▶ _Exercise directions_: Take every line from the listing below that includes "CTRLa" and copy it.

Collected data
◇ ◇ ◇ ◇ ◇

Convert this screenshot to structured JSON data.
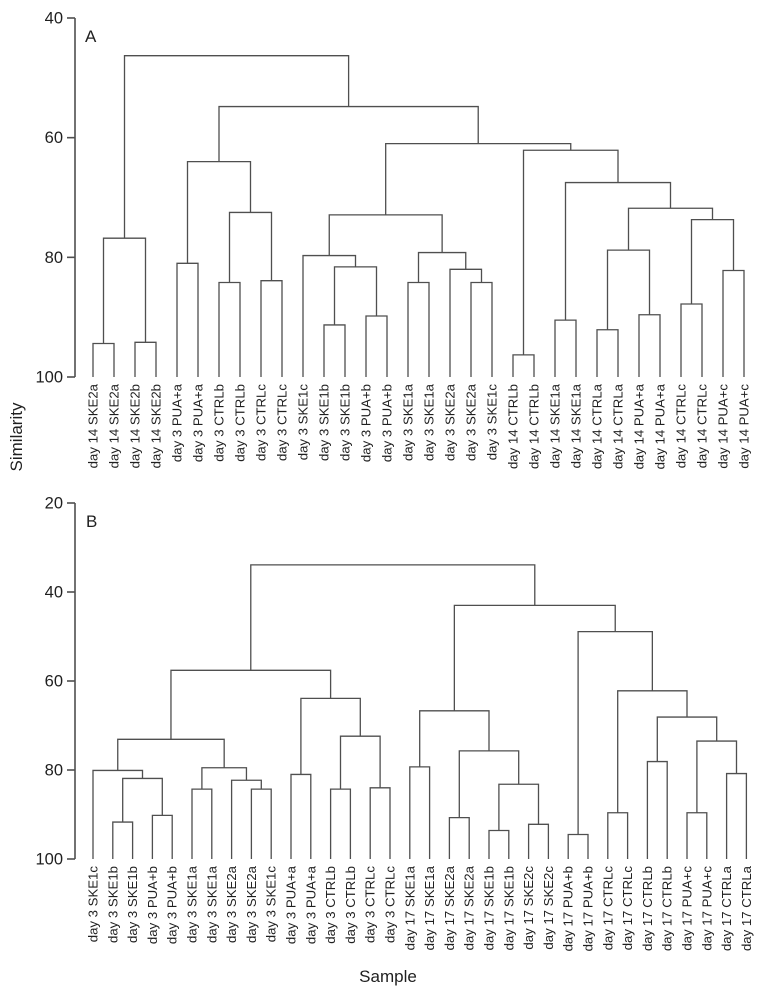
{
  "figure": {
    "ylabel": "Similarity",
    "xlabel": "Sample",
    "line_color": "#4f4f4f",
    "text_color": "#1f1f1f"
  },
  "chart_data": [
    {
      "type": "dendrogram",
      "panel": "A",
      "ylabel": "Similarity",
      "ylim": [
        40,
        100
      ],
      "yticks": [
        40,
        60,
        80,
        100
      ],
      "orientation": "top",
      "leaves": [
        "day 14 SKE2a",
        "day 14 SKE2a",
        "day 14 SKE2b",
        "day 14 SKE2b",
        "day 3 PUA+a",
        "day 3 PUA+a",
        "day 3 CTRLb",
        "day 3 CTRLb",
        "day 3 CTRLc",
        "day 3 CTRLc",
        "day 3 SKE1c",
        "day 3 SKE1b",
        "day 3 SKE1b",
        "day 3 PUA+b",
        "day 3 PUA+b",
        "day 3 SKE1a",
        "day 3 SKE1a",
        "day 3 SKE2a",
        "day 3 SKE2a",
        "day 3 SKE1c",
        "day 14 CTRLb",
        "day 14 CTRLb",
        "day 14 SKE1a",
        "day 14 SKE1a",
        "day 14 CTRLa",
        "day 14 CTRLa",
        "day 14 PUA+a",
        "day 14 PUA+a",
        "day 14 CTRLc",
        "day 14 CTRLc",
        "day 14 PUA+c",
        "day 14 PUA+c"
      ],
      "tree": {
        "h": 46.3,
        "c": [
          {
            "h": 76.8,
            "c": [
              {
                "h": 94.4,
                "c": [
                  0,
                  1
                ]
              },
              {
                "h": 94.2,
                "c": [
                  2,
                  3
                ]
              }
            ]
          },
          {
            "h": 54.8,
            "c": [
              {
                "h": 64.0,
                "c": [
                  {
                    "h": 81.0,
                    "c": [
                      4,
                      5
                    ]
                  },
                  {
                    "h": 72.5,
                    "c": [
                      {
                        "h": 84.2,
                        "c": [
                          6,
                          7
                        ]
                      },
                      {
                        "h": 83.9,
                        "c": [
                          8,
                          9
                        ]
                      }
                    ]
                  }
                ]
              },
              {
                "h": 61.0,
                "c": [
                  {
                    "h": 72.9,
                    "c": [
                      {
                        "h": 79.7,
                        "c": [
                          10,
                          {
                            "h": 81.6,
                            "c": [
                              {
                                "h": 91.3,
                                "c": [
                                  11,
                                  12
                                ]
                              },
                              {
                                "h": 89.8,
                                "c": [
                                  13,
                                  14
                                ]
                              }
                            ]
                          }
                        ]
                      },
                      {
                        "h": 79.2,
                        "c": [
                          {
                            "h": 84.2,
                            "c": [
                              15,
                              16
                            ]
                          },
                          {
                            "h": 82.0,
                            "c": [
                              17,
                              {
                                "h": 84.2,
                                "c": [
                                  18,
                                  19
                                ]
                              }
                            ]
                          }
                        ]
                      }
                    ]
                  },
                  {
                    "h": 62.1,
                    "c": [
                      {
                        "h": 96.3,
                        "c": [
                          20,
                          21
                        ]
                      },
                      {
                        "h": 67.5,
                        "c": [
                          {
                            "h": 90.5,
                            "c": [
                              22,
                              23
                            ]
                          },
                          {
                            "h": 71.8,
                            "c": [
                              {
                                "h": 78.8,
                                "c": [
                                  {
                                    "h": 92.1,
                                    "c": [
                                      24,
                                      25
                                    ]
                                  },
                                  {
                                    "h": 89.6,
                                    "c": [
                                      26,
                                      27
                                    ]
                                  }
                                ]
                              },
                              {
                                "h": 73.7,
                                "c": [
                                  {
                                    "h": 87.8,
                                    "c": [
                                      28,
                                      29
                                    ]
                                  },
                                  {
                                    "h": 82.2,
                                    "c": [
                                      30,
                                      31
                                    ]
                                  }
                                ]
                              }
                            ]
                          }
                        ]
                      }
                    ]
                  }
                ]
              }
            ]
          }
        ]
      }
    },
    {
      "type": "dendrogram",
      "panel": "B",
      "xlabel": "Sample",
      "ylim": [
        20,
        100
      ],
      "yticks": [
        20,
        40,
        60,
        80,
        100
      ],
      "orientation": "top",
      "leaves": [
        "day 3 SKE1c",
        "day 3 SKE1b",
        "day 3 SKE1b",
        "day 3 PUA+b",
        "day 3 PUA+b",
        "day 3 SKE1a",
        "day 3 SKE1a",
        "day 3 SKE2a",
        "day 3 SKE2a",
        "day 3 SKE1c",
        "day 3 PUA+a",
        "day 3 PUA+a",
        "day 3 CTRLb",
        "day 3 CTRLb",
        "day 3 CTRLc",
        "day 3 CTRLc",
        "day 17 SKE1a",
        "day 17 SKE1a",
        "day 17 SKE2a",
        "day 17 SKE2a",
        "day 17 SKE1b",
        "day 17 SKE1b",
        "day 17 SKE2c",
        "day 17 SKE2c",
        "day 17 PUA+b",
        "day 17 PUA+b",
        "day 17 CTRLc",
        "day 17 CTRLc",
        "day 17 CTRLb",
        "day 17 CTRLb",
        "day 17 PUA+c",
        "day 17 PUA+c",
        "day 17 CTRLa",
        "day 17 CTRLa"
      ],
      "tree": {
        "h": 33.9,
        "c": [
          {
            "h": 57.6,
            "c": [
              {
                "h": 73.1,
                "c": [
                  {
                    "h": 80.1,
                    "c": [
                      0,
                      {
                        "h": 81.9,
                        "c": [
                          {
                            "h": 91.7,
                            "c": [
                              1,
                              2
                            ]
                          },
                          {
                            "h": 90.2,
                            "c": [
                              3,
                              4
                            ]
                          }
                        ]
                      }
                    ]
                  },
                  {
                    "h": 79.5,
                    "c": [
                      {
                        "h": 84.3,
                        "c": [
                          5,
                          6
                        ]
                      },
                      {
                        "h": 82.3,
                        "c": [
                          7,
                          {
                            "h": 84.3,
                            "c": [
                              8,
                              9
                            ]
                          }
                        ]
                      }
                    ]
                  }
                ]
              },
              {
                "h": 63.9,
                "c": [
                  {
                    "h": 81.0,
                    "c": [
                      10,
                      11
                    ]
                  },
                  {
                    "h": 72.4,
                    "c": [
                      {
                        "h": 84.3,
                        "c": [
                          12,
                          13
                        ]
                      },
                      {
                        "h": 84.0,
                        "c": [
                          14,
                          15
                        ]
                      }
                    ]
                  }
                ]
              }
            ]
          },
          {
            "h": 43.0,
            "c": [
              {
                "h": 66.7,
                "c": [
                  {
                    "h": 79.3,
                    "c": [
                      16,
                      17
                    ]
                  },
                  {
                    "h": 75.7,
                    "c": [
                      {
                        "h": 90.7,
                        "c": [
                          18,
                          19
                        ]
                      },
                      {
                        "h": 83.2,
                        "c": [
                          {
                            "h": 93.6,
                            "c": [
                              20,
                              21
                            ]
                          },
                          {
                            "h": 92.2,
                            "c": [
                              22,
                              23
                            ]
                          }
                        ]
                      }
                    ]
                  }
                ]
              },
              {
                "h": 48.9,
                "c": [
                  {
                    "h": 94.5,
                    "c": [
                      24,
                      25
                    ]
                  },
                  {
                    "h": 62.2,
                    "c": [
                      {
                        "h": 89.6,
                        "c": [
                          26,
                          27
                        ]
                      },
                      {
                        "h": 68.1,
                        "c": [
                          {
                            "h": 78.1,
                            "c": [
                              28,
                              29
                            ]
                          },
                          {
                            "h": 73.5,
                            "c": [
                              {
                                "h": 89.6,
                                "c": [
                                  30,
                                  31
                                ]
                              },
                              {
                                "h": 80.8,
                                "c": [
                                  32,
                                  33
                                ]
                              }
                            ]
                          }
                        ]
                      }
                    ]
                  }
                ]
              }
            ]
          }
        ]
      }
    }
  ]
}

◇ ◇ ◇ ◇ ◇

▶ _Exercise solution_:
        "day 14 CTRLa",
        "day 14 CTRLa",
        "day 17 CTRLa",
        "day 17 CTRLa"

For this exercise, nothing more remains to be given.